| Written problem |
Gather the lines below that include the string "type", copying each in full.

-------------------------

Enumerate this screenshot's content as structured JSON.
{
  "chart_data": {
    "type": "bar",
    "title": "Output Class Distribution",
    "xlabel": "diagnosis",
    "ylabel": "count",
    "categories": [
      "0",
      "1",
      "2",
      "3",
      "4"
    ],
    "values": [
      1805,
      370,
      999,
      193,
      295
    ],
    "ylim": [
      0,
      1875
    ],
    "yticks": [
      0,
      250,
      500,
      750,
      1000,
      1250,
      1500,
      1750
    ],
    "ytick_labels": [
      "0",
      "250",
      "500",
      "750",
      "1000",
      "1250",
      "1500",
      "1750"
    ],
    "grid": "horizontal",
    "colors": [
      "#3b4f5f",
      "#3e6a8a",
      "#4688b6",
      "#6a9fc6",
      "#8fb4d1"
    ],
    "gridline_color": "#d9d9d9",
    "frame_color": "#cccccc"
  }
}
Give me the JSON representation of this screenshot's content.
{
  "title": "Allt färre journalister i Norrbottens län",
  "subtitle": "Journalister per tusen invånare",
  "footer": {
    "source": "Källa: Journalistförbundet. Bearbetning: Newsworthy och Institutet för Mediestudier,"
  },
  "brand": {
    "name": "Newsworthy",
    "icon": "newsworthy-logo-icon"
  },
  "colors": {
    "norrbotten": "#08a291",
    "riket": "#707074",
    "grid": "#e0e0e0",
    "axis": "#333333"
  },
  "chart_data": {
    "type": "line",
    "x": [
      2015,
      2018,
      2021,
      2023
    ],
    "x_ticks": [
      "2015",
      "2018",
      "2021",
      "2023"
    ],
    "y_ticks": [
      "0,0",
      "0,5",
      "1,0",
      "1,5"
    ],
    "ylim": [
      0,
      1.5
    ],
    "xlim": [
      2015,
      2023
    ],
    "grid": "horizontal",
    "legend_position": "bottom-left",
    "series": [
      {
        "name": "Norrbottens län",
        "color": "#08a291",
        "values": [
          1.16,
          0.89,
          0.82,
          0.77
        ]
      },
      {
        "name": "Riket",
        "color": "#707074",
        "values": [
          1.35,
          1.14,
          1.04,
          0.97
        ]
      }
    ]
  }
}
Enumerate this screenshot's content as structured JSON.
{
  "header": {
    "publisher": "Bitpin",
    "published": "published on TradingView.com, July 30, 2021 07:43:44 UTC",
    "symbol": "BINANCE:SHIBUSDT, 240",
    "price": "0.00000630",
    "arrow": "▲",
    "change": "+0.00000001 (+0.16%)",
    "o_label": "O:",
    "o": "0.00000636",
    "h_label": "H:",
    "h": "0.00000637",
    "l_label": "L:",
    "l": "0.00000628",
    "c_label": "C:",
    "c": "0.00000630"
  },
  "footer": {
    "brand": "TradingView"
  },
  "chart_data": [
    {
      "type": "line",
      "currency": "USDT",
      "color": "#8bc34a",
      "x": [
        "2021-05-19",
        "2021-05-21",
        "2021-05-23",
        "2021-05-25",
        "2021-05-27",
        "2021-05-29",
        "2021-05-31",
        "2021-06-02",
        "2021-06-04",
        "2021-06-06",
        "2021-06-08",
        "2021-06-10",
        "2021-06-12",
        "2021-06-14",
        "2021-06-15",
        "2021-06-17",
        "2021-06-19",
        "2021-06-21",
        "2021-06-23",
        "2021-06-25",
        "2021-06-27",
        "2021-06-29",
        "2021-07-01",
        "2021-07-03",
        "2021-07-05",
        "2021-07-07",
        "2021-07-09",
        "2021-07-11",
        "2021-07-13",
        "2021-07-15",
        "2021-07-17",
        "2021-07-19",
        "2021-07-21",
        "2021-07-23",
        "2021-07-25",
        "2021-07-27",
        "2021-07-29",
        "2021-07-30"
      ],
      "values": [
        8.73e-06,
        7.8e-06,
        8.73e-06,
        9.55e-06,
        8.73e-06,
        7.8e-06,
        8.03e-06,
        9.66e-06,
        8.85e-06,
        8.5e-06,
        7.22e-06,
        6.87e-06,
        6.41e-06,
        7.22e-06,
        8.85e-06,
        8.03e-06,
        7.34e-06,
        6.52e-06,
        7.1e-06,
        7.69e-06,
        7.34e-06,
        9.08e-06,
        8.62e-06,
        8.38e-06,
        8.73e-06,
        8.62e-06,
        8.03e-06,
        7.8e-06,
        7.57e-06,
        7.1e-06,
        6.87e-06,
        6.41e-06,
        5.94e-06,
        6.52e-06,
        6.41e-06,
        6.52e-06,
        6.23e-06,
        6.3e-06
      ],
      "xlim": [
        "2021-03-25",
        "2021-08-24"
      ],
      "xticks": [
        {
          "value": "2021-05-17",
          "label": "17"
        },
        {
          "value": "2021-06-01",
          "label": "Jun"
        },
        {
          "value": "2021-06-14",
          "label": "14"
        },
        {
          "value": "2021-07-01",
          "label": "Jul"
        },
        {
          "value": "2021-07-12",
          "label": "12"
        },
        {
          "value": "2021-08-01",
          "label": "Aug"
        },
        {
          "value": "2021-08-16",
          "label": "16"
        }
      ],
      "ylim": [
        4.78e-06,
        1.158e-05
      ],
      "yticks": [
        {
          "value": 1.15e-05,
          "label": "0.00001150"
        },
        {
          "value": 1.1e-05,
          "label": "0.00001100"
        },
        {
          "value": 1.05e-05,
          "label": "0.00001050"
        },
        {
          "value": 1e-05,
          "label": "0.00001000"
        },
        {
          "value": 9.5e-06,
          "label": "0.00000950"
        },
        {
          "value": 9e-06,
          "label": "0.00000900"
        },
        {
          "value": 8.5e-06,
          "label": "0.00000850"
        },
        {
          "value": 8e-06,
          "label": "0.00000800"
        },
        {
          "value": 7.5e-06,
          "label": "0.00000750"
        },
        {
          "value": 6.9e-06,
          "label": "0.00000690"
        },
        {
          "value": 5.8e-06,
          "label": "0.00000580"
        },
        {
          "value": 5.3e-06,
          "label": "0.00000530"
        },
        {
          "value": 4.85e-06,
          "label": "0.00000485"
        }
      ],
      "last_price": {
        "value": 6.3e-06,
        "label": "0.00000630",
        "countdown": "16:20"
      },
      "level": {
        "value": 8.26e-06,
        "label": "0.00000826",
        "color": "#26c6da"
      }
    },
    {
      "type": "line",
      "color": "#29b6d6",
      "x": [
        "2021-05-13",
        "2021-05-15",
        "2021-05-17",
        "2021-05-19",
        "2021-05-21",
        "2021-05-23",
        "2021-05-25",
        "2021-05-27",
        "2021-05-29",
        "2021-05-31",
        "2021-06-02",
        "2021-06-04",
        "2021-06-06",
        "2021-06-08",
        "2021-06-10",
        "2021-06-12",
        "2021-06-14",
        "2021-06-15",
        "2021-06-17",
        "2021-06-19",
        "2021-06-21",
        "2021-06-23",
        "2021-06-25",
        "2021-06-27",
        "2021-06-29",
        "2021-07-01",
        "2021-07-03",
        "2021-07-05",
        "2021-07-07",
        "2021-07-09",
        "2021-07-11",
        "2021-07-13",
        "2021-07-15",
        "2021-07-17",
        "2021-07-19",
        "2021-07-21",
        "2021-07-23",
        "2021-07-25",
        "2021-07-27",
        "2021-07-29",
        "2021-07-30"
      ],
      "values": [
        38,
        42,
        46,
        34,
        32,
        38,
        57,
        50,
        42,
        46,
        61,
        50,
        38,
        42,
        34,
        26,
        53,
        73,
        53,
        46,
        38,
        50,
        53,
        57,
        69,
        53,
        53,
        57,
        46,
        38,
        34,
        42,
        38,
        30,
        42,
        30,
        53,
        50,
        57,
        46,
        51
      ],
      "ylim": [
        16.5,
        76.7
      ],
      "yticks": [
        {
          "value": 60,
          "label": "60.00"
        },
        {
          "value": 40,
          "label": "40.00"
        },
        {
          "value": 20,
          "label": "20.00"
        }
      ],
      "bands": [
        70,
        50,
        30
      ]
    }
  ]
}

-------------------------

| Solution to the problem |
    "type": "bar",
    "type": "line",
      "type": "line",
      "type": "line",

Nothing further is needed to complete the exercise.